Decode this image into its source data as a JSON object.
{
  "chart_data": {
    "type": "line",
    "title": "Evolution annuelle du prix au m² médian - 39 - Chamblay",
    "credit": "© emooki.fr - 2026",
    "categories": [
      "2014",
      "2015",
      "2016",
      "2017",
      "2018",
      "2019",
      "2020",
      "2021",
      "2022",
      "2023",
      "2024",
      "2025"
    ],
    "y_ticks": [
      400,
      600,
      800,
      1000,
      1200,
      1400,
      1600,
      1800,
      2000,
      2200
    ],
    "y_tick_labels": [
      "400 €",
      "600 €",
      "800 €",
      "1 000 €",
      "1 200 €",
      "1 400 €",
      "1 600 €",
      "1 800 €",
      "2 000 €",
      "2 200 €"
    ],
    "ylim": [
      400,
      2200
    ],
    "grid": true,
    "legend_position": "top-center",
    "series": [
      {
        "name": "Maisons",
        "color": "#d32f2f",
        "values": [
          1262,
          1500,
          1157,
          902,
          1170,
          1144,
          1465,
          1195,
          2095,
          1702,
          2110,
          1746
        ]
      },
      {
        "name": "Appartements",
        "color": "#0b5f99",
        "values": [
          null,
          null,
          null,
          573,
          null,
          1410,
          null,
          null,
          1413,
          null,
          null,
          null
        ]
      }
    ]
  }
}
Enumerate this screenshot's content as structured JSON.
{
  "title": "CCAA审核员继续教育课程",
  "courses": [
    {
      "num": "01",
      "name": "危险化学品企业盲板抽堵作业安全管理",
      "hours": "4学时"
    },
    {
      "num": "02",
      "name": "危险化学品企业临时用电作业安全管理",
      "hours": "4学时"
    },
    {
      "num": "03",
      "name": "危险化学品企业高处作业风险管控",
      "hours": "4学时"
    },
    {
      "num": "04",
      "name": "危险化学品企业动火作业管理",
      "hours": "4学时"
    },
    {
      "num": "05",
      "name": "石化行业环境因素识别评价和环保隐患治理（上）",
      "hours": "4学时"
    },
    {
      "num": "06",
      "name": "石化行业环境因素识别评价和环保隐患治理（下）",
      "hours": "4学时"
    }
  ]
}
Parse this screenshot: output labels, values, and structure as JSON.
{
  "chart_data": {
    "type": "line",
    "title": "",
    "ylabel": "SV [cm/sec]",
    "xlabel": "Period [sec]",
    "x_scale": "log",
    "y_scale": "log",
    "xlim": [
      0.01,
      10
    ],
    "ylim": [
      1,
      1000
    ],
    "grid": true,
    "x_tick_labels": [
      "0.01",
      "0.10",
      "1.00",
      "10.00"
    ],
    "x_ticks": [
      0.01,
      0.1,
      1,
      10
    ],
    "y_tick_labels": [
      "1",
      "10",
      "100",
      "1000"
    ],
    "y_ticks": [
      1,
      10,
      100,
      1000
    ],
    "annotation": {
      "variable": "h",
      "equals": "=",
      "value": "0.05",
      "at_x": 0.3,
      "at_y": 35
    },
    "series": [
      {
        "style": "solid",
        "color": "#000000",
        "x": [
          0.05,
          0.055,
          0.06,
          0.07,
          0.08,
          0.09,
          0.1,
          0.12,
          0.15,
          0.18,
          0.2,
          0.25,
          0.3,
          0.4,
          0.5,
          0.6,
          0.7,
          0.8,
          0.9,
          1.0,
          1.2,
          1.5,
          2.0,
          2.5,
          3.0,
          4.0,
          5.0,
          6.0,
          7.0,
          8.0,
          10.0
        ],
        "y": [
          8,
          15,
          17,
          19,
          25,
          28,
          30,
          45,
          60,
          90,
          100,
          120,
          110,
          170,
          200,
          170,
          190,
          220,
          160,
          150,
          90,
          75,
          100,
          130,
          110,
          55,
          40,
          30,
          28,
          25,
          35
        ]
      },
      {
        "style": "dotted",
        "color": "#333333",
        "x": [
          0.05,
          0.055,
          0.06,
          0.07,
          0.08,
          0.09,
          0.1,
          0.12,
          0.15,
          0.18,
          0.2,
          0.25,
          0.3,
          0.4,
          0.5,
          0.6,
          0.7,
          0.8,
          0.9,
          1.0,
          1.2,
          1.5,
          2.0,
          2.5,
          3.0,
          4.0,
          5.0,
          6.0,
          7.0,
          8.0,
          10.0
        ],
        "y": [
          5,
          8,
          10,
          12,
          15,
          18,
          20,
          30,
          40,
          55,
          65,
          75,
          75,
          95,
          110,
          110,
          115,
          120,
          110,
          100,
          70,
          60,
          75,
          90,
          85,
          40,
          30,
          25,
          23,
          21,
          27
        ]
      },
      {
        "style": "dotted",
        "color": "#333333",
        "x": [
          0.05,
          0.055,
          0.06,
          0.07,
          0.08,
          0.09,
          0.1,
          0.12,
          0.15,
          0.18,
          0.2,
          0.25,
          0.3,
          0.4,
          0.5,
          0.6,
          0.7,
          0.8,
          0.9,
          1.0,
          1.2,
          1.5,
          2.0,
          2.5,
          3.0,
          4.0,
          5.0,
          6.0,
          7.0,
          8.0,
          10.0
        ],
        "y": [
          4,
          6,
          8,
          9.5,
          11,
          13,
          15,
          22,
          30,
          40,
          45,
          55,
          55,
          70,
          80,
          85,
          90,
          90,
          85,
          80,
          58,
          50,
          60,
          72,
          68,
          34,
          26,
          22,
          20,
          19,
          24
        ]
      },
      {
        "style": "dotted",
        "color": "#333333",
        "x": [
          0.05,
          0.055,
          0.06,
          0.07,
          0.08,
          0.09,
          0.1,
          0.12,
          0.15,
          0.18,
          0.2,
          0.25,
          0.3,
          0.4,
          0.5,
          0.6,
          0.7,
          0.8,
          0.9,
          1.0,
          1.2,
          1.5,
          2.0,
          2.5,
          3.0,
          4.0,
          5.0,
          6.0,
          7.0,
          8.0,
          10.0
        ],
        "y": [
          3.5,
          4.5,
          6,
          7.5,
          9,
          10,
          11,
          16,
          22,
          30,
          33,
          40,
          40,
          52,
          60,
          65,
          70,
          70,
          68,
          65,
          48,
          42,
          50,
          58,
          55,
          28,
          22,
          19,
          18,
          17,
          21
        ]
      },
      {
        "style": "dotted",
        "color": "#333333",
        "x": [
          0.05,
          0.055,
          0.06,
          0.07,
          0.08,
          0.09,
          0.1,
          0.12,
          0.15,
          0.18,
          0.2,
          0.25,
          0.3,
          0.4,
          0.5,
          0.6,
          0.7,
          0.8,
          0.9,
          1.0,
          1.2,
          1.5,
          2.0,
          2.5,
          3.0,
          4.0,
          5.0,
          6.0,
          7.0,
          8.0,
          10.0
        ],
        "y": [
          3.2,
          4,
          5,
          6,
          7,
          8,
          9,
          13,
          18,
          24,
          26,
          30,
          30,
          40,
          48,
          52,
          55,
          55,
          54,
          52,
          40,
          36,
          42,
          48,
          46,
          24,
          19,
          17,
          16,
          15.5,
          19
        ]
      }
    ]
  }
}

• _Exercise brief_
Transcribe the material above word for word.

• _Completed exercise_
Decode this image into its source data as a JSON object.
{
  "chart_data": {
    "type": "line",
    "title": "Evolution annuelle du prix au m² médian - 39 - Chamblay",
    "credit": "© emooki.fr - 2026",
    "categories": [
      "2014",
      "2015",
      "2016",
      "2017",
      "2018",
      "2019",
      "2020",
      "2021",
      "2022",
      "2023",
      "2024",
      "2025"
    ],
    "y_ticks": [
      400,
      600,
      800,
      1000,
      1200,
      1400,
      1600,
      1800,
      2000,
      2200
    ],
    "y_tick_labels": [
      "400 €",
      "600 €",
      "800 €",
      "1 000 €",
      "1 200 €",
      "1 400 €",
      "1 600 €",
      "1 800 €",
      "2 000 €",
      "2 200 €"
    ],
    "ylim": [
      400,
      2200
    ],
    "grid": true,
    "legend_position": "top-center",
    "series": [
      {
        "name": "Maisons",
        "color": "#d32f2f",
        "values": [
          1262,
          1500,
          1157,
          902,
          1170,
          1144,
          1465,
          1195,
          2095,
          1702,
          2110,
          1746
        ]
      },
      {
        "name": "Appartements",
        "color": "#0b5f99",
        "values": [
          null,
          null,
          null,
          573,
          null,
          1410,
          null,
          null,
          1413,
          null,
          null,
          null
        ]
      }
    ]
  }
}
Enumerate this screenshot's content as structured JSON.
{
  "title": "CCAA审核员继续教育课程",
  "courses": [
    {
      "num": "01",
      "name": "危险化学品企业盲板抽堵作业安全管理",
      "hours": "4学时"
    },
    {
      "num": "02",
      "name": "危险化学品企业临时用电作业安全管理",
      "hours": "4学时"
    },
    {
      "num": "03",
      "name": "危险化学品企业高处作业风险管控",
      "hours": "4学时"
    },
    {
      "num": "04",
      "name": "危险化学品企业动火作业管理",
      "hours": "4学时"
    },
    {
      "num": "05",
      "name": "石化行业环境因素识别评价和环保隐患治理（上）",
      "hours": "4学时"
    },
    {
      "num": "06",
      "name": "石化行业环境因素识别评价和环保隐患治理（下）",
      "hours": "4学时"
    }
  ]
}
Parse this screenshot: output labels, values, and structure as JSON.
{
  "chart_data": {
    "type": "line",
    "title": "",
    "ylabel": "SV [cm/sec]",
    "xlabel": "Period [sec]",
    "x_scale": "log",
    "y_scale": "log",
    "xlim": [
      0.01,
      10
    ],
    "ylim": [
      1,
      1000
    ],
    "grid": true,
    "x_tick_labels": [
      "0.01",
      "0.10",
      "1.00",
      "10.00"
    ],
    "x_ticks": [
      0.01,
      0.1,
      1,
      10
    ],
    "y_tick_labels": [
      "1",
      "10",
      "100",
      "1000"
    ],
    "y_ticks": [
      1,
      10,
      100,
      1000
    ],
    "annotation": {
      "variable": "h",
      "equals": "=",
      "value": "0.05",
      "at_x": 0.3,
      "at_y": 35
    },
    "series": [
      {
        "style": "solid",
        "color": "#000000",
        "x": [
          0.05,
          0.055,
          0.06,
          0.07,
          0.08,
          0.09,
          0.1,
          0.12,
          0.15,
          0.18,
          0.2,
          0.25,
          0.3,
          0.4,
          0.5,
          0.6,
          0.7,
          0.8,
          0.9,
          1.0,
          1.2,
          1.5,
          2.0,
          2.5,
          3.0,
          4.0,
          5.0,
          6.0,
          7.0,
          8.0,
          10.0
        ],
        "y": [
          8,
          15,
          17,
          19,
          25,
          28,
          30,
          45,
          60,
          90,
          100,
          120,
          110,
          170,
          200,
          170,
          190,
          220,
          160,
          150,
          90,
          75,
          100,
          130,
          110,
          55,
          40,
          30,
          28,
          25,
          35
        ]
      },
      {
        "style": "dotted",
        "color": "#333333",
        "x": [
          0.05,
          0.055,
          0.06,
          0.07,
          0.08,
          0.09,
          0.1,
          0.12,
          0.15,
          0.18,
          0.2,
          0.25,
          0.3,
          0.4,
          0.5,
          0.6,
          0.7,
          0.8,
          0.9,
          1.0,
          1.2,
          1.5,
          2.0,
          2.5,
          3.0,
          4.0,
          5.0,
          6.0,
          7.0,
          8.0,
          10.0
        ],
        "y": [
          5,
          8,
          10,
          12,
          15,
          18,
          20,
          30,
          40,
          55,
          65,
          75,
          75,
          95,
          110,
          110,
          115,
          120,
          110,
          100,
          70,
          60,
          75,
          90,
          85,
          40,
          30,
          25,
          23,
          21,
          27
        ]
      },
      {
        "style": "dotted",
        "color": "#333333",
        "x": [
          0.05,
          0.055,
          0.06,
          0.07,
          0.08,
          0.09,
          0.1,
          0.12,
          0.15,
          0.18,
          0.2,
          0.25,
          0.3,
          0.4,
          0.5,
          0.6,
          0.7,
          0.8,
          0.9,
          1.0,
          1.2,
          1.5,
          2.0,
          2.5,
          3.0,
          4.0,
          5.0,
          6.0,
          7.0,
          8.0,
          10.0
        ],
        "y": [
          4,
          6,
          8,
          9.5,
          11,
          13,
          15,
          22,
          30,
          40,
          45,
          55,
          55,
          70,
          80,
          85,
          90,
          90,
          85,
          80,
          58,
          50,
          60,
          72,
          68,
          34,
          26,
          22,
          20,
          19,
          24
        ]
      },
      {
        "style": "dotted",
        "color": "#333333",
        "x": [
          0.05,
          0.055,
          0.06,
          0.07,
          0.08,
          0.09,
          0.1,
          0.12,
          0.15,
          0.18,
          0.2,
          0.25,
          0.3,
          0.4,
          0.5,
          0.6,
          0.7,
          0.8,
          0.9,
          1.0,
          1.2,
          1.5,
          2.0,
          2.5,
          3.0,
          4.0,
          5.0,
          6.0,
          7.0,
          8.0,
          10.0
        ],
        "y": [
          3.5,
          4.5,
          6,
          7.5,
          9,
          10,
          11,
          16,
          22,
          30,
          33,
          40,
          40,
          52,
          60,
          65,
          70,
          70,
          68,
          65,
          48,
          42,
          50,
          58,
          55,
          28,
          22,
          19,
          18,
          17,
          21
        ]
      },
      {
        "style": "dotted",
        "color": "#333333",
        "x": [
          0.05,
          0.055,
          0.06,
          0.07,
          0.08,
          0.09,
          0.1,
          0.12,
          0.15,
          0.18,
          0.2,
          0.25,
          0.3,
          0.4,
          0.5,
          0.6,
          0.7,
          0.8,
          0.9,
          1.0,
          1.2,
          1.5,
          2.0,
          2.5,
          3.0,
          4.0,
          5.0,
          6.0,
          7.0,
          8.0,
          10.0
        ],
        "y": [
          3.2,
          4,
          5,
          6,
          7,
          8,
          9,
          13,
          18,
          24,
          26,
          30,
          30,
          40,
          48,
          52,
          55,
          55,
          54,
          52,
          40,
          36,
          42,
          48,
          46,
          24,
          19,
          17,
          16,
          15.5,
          19
        ]
      }
    ]
  }
}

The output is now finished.